◆ Written request: Find every line in the records below that holds the word "name" and copy it.
.....
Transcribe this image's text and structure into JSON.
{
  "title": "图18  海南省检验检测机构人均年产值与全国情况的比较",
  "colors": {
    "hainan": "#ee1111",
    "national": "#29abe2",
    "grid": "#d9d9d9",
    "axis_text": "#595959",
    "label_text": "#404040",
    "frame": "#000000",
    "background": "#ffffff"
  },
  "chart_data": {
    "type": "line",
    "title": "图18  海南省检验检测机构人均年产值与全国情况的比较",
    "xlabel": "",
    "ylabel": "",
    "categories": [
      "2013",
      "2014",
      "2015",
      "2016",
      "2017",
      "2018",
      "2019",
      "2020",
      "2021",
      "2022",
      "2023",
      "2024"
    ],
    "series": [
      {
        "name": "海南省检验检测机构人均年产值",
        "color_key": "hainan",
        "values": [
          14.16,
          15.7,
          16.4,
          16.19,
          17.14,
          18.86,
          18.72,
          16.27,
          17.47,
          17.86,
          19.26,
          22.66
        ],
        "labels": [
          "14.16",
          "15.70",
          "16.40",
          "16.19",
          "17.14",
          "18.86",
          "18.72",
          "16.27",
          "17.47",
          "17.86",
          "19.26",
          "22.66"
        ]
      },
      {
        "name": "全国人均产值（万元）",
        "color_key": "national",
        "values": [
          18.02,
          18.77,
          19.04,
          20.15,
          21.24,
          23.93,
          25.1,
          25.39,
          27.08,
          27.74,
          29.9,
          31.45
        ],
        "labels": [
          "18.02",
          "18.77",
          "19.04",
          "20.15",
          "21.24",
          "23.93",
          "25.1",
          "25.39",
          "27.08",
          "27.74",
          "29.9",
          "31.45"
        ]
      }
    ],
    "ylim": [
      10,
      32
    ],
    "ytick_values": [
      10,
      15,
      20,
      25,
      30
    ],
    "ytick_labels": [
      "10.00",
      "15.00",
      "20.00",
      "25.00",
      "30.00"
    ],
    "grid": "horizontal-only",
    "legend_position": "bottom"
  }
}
.....
◆ Correct result:
        "name": "海南省检验检测机构人均年产值",
        "name": "全国人均产值（万元）",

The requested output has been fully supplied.